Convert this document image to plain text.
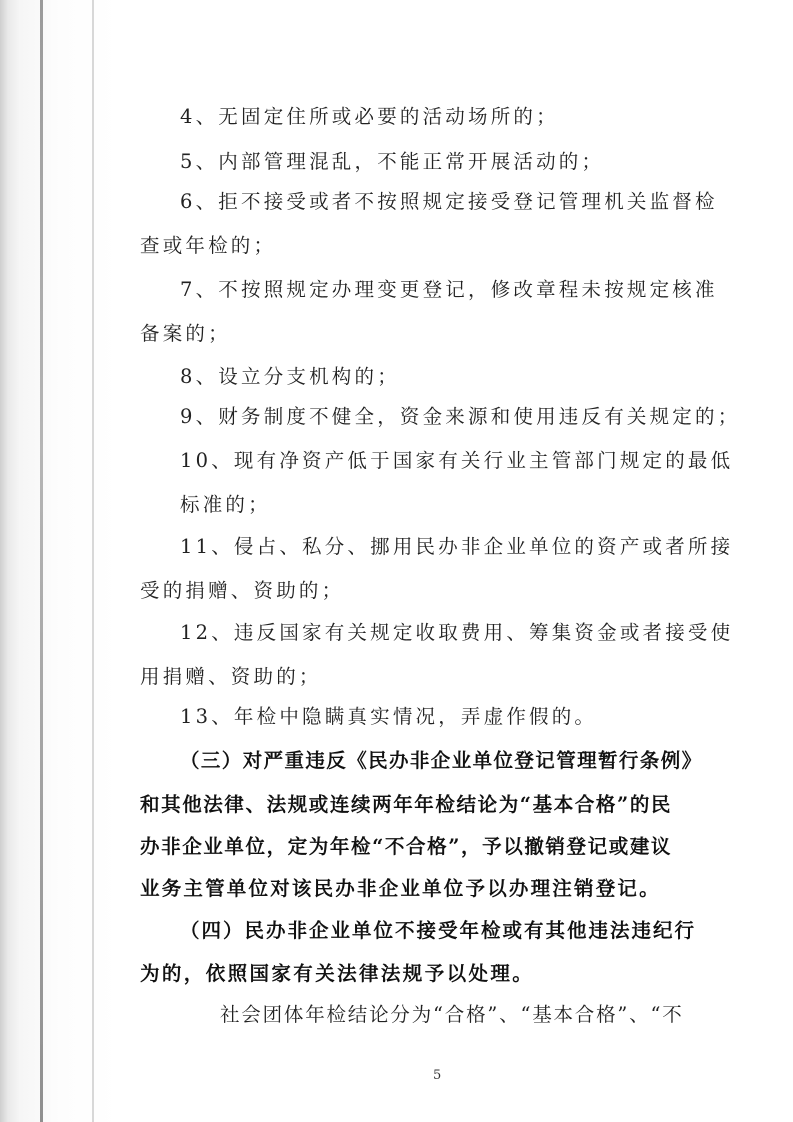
4、无固定住所或必要的活动场所的；
5、内部管理混乱，不能正常开展活动的；
6、拒不接受或者不按照规定接受登记管理机关监督检
查或年检的；
7、不按照规定办理变更登记，修改章程未按规定核准
备案的；
8、设立分支机构的；
9、财务制度不健全，资金来源和使用违反有关规定的；
10、现有净资产低于国家有关行业主管部门规定的最低
标准的；
11、侵占、私分、挪用民办非企业单位的资产或者所接
受的捐赠、资助的；
12、违反国家有关规定收取费用、筹集资金或者接受使
用捐赠、资助的；
13、年检中隐瞒真实情况，弄虚作假的。
（三）对严重违反《民办非企业单位登记管理暂行条例》
和其他法律、法规或连续两年年检结论为“基本合格”的民
办非企业单位，定为年检“不合格”，予以撤销登记或建议
业务主管单位对该民办非企业单位予以办理注销登记。
（四）民办非企业单位不接受年检或有其他违法违纪行
为的，依照国家有关法律法规予以处理。
社会团体年检结论分为“合格”、“基本合格”、“不
5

================================

▶ _What the task asks_
Without the pictures, write out the whole listing above exactly as it appears.

▶ _Reply_
Convert this document image to plain text.
4、无固定住所或必要的活动场所的；
5、内部管理混乱，不能正常开展活动的；
6、拒不接受或者不按照规定接受登记管理机关监督检
查或年检的；
7、不按照规定办理变更登记，修改章程未按规定核准
备案的；
8、设立分支机构的；
9、财务制度不健全，资金来源和使用违反有关规定的；
10、现有净资产低于国家有关行业主管部门规定的最低
标准的；
11、侵占、私分、挪用民办非企业单位的资产或者所接
受的捐赠、资助的；
12、违反国家有关规定收取费用、筹集资金或者接受使
用捐赠、资助的；
13、年检中隐瞒真实情况，弄虚作假的。
（三）对严重违反《民办非企业单位登记管理暂行条例》
和其他法律、法规或连续两年年检结论为“基本合格”的民
办非企业单位，定为年检“不合格”，予以撤销登记或建议
业务主管单位对该民办非企业单位予以办理注销登记。
（四）民办非企业单位不接受年检或有其他违法违纪行
为的，依照国家有关法律法规予以处理。
社会团体年检结论分为“合格”、“基本合格”、“不
5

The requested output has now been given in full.